(RECORDS TO USE)
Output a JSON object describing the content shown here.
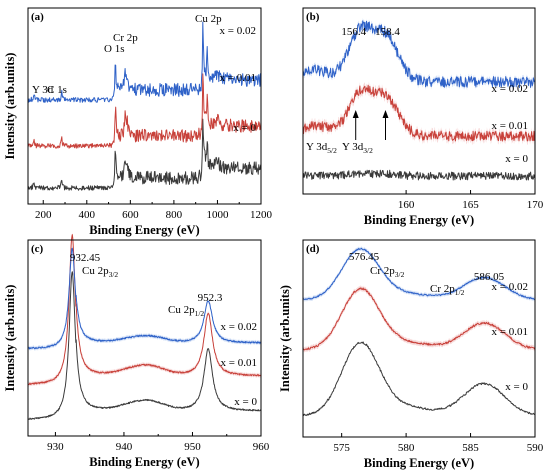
{
  "colors": {
    "x0": "#3a3a3a",
    "x001": "#c8413a",
    "x002": "#2f62c8",
    "band001": "#f2c2c2",
    "band002": "#bcd0f2"
  },
  "chart_data": [
    {
      "type": "line",
      "panel_label": "(a)",
      "xlabel": "Binding Energy (eV)",
      "ylabel": "Intensity (arb.units)",
      "xlim": [
        130,
        1200
      ],
      "xticks": [
        200,
        400,
        600,
        800,
        1000,
        1200
      ],
      "grid": false,
      "series": [
        {
          "name": "x = 0",
          "color": "#3a3a3a"
        },
        {
          "name": "x = 0.01",
          "color": "#c8413a"
        },
        {
          "name": "x = 0.02",
          "color": "#2f62c8"
        }
      ],
      "peak_labels": [
        {
          "text": "Y 3d",
          "x": 157
        },
        {
          "text": "C 1s",
          "x": 285
        },
        {
          "text": "O 1s",
          "x": 531
        },
        {
          "text": "Cr 2p",
          "x": 576
        },
        {
          "text": "Cu 2p",
          "x": 933
        }
      ]
    },
    {
      "type": "line",
      "panel_label": "(b)",
      "xlabel": "Binding Energy (eV)",
      "ylabel": "",
      "xlim": [
        152,
        170
      ],
      "xticks": [
        160,
        165,
        170
      ],
      "grid": false,
      "series": [
        {
          "name": "x = 0",
          "color": "#3a3a3a"
        },
        {
          "name": "x = 0.01",
          "color": "#c8413a"
        },
        {
          "name": "x = 0.02",
          "color": "#2f62c8"
        }
      ],
      "peak_values": [
        "156.4",
        "158.4"
      ],
      "annotations": [
        {
          "main": "Y 3d",
          "sub": "5/2",
          "x": 156.4
        },
        {
          "main": "Y 3d",
          "sub": "3/2",
          "x": 158.4
        }
      ]
    },
    {
      "type": "line",
      "panel_label": "(c)",
      "xlabel": "Binding Energy (eV)",
      "ylabel": "Intensity (arb.units)",
      "xlim": [
        926,
        960
      ],
      "xticks": [
        930,
        940,
        950,
        960
      ],
      "grid": false,
      "series": [
        {
          "name": "x = 0",
          "color": "#3a3a3a"
        },
        {
          "name": "x = 0.01",
          "color": "#c8413a"
        },
        {
          "name": "x = 0.02",
          "color": "#2f62c8"
        }
      ],
      "peak_values": [
        "932.45",
        "952.3"
      ],
      "annotations": [
        {
          "main": "Cu 2p",
          "sub": "3/2",
          "x": 932.45
        },
        {
          "main": "Cu 2p",
          "sub": "1/2",
          "x": 952.3
        }
      ]
    },
    {
      "type": "line",
      "panel_label": "(d)",
      "xlabel": "Binding Energy (eV)",
      "ylabel": "Intensity (arb.units)",
      "xlim": [
        572,
        590
      ],
      "xticks": [
        575,
        580,
        585,
        590
      ],
      "grid": false,
      "series": [
        {
          "name": "x = 0",
          "color": "#3a3a3a"
        },
        {
          "name": "x = 0.01",
          "color": "#c8413a"
        },
        {
          "name": "x = 0.02",
          "color": "#2f62c8"
        }
      ],
      "peak_values": [
        "576.45",
        "586.05"
      ],
      "annotations": [
        {
          "main": "Cr 2p",
          "sub": "3/2",
          "x": 576.45
        },
        {
          "main": "Cr 2p",
          "sub": "1/2",
          "x": 586.05
        }
      ]
    }
  ]
}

(TASK PROMPT) Print each record exactly as it stands, leaving the images out.

(OUTPUT FOR THIS EXERCISE)
Output a JSON object describing the content shown here.
{
  "colors": {
    "x0": "#3a3a3a",
    "x001": "#c8413a",
    "x002": "#2f62c8",
    "band001": "#f2c2c2",
    "band002": "#bcd0f2"
  },
  "chart_data": [
    {
      "type": "line",
      "panel_label": "(a)",
      "xlabel": "Binding Energy (eV)",
      "ylabel": "Intensity (arb.units)",
      "xlim": [
        130,
        1200
      ],
      "xticks": [
        200,
        400,
        600,
        800,
        1000,
        1200
      ],
      "grid": false,
      "series": [
        {
          "name": "x = 0",
          "color": "#3a3a3a"
        },
        {
          "name": "x = 0.01",
          "color": "#c8413a"
        },
        {
          "name": "x = 0.02",
          "color": "#2f62c8"
        }
      ],
      "peak_labels": [
        {
          "text": "Y 3d",
          "x": 157
        },
        {
          "text": "C 1s",
          "x": 285
        },
        {
          "text": "O 1s",
          "x": 531
        },
        {
          "text": "Cr 2p",
          "x": 576
        },
        {
          "text": "Cu 2p",
          "x": 933
        }
      ]
    },
    {
      "type": "line",
      "panel_label": "(b)",
      "xlabel": "Binding Energy (eV)",
      "ylabel": "",
      "xlim": [
        152,
        170
      ],
      "xticks": [
        160,
        165,
        170
      ],
      "grid": false,
      "series": [
        {
          "name": "x = 0",
          "color": "#3a3a3a"
        },
        {
          "name": "x = 0.01",
          "color": "#c8413a"
        },
        {
          "name": "x = 0.02",
          "color": "#2f62c8"
        }
      ],
      "peak_values": [
        "156.4",
        "158.4"
      ],
      "annotations": [
        {
          "main": "Y 3d",
          "sub": "5/2",
          "x": 156.4
        },
        {
          "main": "Y 3d",
          "sub": "3/2",
          "x": 158.4
        }
      ]
    },
    {
      "type": "line",
      "panel_label": "(c)",
      "xlabel": "Binding Energy (eV)",
      "ylabel": "Intensity (arb.units)",
      "xlim": [
        926,
        960
      ],
      "xticks": [
        930,
        940,
        950,
        960
      ],
      "grid": false,
      "series": [
        {
          "name": "x = 0",
          "color": "#3a3a3a"
        },
        {
          "name": "x = 0.01",
          "color": "#c8413a"
        },
        {
          "name": "x = 0.02",
          "color": "#2f62c8"
        }
      ],
      "peak_values": [
        "932.45",
        "952.3"
      ],
      "annotations": [
        {
          "main": "Cu 2p",
          "sub": "3/2",
          "x": 932.45
        },
        {
          "main": "Cu 2p",
          "sub": "1/2",
          "x": 952.3
        }
      ]
    },
    {
      "type": "line",
      "panel_label": "(d)",
      "xlabel": "Binding Energy (eV)",
      "ylabel": "Intensity (arb.units)",
      "xlim": [
        572,
        590
      ],
      "xticks": [
        575,
        580,
        585,
        590
      ],
      "grid": false,
      "series": [
        {
          "name": "x = 0",
          "color": "#3a3a3a"
        },
        {
          "name": "x = 0.01",
          "color": "#c8413a"
        },
        {
          "name": "x = 0.02",
          "color": "#2f62c8"
        }
      ],
      "peak_values": [
        "576.45",
        "586.05"
      ],
      "annotations": [
        {
          "main": "Cr 2p",
          "sub": "3/2",
          "x": 576.45
        },
        {
          "main": "Cr 2p",
          "sub": "1/2",
          "x": 586.05
        }
      ]
    }
  ]
}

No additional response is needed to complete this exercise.